++++ Supplied data ++++

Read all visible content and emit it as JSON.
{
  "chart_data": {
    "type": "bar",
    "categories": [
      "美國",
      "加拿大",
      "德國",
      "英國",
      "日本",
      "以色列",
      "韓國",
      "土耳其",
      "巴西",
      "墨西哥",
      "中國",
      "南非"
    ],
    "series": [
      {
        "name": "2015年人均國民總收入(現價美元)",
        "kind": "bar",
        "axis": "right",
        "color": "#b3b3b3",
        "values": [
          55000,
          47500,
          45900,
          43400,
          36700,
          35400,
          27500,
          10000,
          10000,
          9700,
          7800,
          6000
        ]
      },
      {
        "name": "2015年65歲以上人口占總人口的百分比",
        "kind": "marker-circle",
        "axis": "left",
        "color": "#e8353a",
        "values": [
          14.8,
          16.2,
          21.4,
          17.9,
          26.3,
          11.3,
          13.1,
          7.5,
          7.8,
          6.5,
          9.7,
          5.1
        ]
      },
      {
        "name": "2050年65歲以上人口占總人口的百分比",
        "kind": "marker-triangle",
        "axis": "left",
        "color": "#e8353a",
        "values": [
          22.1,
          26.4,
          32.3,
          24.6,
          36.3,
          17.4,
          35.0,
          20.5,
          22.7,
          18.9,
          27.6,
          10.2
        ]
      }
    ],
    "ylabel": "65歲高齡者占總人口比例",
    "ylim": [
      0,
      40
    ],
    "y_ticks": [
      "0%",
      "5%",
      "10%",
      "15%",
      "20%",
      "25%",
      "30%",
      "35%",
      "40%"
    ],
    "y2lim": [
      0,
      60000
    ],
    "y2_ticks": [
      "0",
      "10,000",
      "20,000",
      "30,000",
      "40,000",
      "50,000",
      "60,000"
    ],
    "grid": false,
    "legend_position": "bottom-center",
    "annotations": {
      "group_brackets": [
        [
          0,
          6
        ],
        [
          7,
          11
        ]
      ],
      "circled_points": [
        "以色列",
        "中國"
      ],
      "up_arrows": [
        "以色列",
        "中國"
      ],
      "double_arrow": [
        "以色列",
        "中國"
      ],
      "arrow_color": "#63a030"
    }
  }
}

++++

§ **Your goal**
All of the entries should be written out again exactly.

§ **Solved problem**
Read all visible content and emit it as JSON.
{
  "chart_data": {
    "type": "bar",
    "categories": [
      "美國",
      "加拿大",
      "德國",
      "英國",
      "日本",
      "以色列",
      "韓國",
      "土耳其",
      "巴西",
      "墨西哥",
      "中國",
      "南非"
    ],
    "series": [
      {
        "name": "2015年人均國民總收入(現價美元)",
        "kind": "bar",
        "axis": "right",
        "color": "#b3b3b3",
        "values": [
          55000,
          47500,
          45900,
          43400,
          36700,
          35400,
          27500,
          10000,
          10000,
          9700,
          7800,
          6000
        ]
      },
      {
        "name": "2015年65歲以上人口占總人口的百分比",
        "kind": "marker-circle",
        "axis": "left",
        "color": "#e8353a",
        "values": [
          14.8,
          16.2,
          21.4,
          17.9,
          26.3,
          11.3,
          13.1,
          7.5,
          7.8,
          6.5,
          9.7,
          5.1
        ]
      },
      {
        "name": "2050年65歲以上人口占總人口的百分比",
        "kind": "marker-triangle",
        "axis": "left",
        "color": "#e8353a",
        "values": [
          22.1,
          26.4,
          32.3,
          24.6,
          36.3,
          17.4,
          35.0,
          20.5,
          22.7,
          18.9,
          27.6,
          10.2
        ]
      }
    ],
    "ylabel": "65歲高齡者占總人口比例",
    "ylim": [
      0,
      40
    ],
    "y_ticks": [
      "0%",
      "5%",
      "10%",
      "15%",
      "20%",
      "25%",
      "30%",
      "35%",
      "40%"
    ],
    "y2lim": [
      0,
      60000
    ],
    "y2_ticks": [
      "0",
      "10,000",
      "20,000",
      "30,000",
      "40,000",
      "50,000",
      "60,000"
    ],
    "grid": false,
    "legend_position": "bottom-center",
    "annotations": {
      "group_brackets": [
        [
          0,
          6
        ],
        [
          7,
          11
        ]
      ],
      "circled_points": [
        "以色列",
        "中國"
      ],
      "up_arrows": [
        "以色列",
        "中國"
      ],
      "double_arrow": [
        "以色列",
        "中國"
      ],
      "arrow_color": "#63a030"
    }
  }
}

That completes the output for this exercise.